Task objective: Print every line exactly as it appears in the material below.

──────

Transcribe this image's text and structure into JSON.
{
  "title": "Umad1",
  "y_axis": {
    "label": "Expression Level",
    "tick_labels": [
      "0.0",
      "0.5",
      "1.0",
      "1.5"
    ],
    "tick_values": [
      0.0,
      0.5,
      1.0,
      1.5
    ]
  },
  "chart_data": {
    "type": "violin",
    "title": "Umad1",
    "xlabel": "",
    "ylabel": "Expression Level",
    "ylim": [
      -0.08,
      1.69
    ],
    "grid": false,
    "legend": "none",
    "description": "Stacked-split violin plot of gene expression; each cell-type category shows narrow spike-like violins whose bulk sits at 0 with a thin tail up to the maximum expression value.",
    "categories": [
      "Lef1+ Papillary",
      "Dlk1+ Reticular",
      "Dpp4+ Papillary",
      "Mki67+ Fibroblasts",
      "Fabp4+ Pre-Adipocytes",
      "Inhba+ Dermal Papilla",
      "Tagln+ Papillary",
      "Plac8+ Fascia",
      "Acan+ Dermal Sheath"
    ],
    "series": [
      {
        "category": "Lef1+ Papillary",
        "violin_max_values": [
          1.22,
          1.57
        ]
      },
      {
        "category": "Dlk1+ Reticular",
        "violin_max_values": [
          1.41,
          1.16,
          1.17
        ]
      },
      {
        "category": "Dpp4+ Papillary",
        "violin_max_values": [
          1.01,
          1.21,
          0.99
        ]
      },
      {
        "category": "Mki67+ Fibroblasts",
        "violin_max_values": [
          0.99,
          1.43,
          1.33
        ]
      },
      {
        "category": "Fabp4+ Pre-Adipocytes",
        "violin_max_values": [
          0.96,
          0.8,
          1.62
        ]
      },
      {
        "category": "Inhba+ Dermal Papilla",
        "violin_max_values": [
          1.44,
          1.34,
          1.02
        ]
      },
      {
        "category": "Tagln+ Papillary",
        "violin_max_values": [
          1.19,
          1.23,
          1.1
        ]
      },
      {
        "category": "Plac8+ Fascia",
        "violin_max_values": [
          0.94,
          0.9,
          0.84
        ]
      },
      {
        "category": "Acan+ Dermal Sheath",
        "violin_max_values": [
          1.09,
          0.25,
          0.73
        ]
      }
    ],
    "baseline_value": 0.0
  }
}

──────

Answer for the task:
Transcribe this image's text and structure into JSON.
{
  "title": "Umad1",
  "y_axis": {
    "label": "Expression Level",
    "tick_labels": [
      "0.0",
      "0.5",
      "1.0",
      "1.5"
    ],
    "tick_values": [
      0.0,
      0.5,
      1.0,
      1.5
    ]
  },
  "chart_data": {
    "type": "violin",
    "title": "Umad1",
    "xlabel": "",
    "ylabel": "Expression Level",
    "ylim": [
      -0.08,
      1.69
    ],
    "grid": false,
    "legend": "none",
    "description": "Stacked-split violin plot of gene expression; each cell-type category shows narrow spike-like violins whose bulk sits at 0 with a thin tail up to the maximum expression value.",
    "categories": [
      "Lef1+ Papillary",
      "Dlk1+ Reticular",
      "Dpp4+ Papillary",
      "Mki67+ Fibroblasts",
      "Fabp4+ Pre-Adipocytes",
      "Inhba+ Dermal Papilla",
      "Tagln+ Papillary",
      "Plac8+ Fascia",
      "Acan+ Dermal Sheath"
    ],
    "series": [
      {
        "category": "Lef1+ Papillary",
        "violin_max_values": [
          1.22,
          1.57
        ]
      },
      {
        "category": "Dlk1+ Reticular",
        "violin_max_values": [
          1.41,
          1.16,
          1.17
        ]
      },
      {
        "category": "Dpp4+ Papillary",
        "violin_max_values": [
          1.01,
          1.21,
          0.99
        ]
      },
      {
        "category": "Mki67+ Fibroblasts",
        "violin_max_values": [
          0.99,
          1.43,
          1.33
        ]
      },
      {
        "category": "Fabp4+ Pre-Adipocytes",
        "violin_max_values": [
          0.96,
          0.8,
          1.62
        ]
      },
      {
        "category": "Inhba+ Dermal Papilla",
        "violin_max_values": [
          1.44,
          1.34,
          1.02
        ]
      },
      {
        "category": "Tagln+ Papillary",
        "violin_max_values": [
          1.19,
          1.23,
          1.1
        ]
      },
      {
        "category": "Plac8+ Fascia",
        "violin_max_values": [
          0.94,
          0.9,
          0.84
        ]
      },
      {
        "category": "Acan+ Dermal Sheath",
        "violin_max_values": [
          1.09,
          0.25,
          0.73
        ]
      }
    ],
    "baseline_value": 0.0
  }
}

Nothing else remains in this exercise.